— start of SUPPLIED MATERIAL —

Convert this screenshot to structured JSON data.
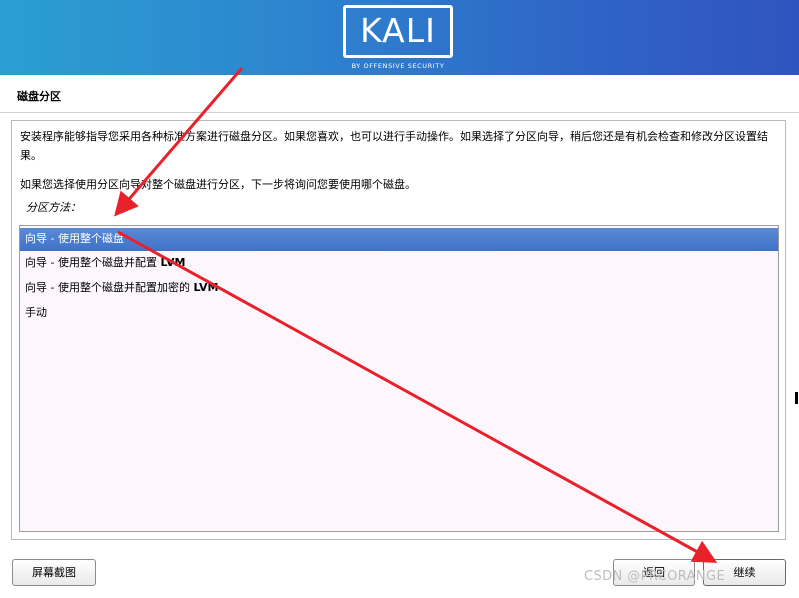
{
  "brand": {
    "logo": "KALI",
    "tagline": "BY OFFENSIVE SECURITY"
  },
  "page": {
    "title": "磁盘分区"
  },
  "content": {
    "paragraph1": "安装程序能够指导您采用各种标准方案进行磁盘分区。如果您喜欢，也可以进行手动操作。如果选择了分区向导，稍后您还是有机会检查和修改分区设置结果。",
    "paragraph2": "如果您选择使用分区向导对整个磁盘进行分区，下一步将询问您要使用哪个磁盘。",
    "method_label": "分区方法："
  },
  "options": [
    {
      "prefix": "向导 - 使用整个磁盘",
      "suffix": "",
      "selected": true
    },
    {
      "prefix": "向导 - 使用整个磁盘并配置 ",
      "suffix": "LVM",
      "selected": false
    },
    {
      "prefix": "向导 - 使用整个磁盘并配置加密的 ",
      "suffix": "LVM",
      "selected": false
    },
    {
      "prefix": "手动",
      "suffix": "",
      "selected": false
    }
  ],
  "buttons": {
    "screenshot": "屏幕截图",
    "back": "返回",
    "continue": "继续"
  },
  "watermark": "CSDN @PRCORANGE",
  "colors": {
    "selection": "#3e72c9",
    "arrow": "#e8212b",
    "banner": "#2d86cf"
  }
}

— end of SUPPLIED MATERIAL —

▸ WORK TO COMPLETE
Which lines hold the word "screenshot"? Copy all of them.

▸ ANSWER TO THE TASK
Convert this screenshot to structured JSON data.
    "screenshot": "屏幕截图",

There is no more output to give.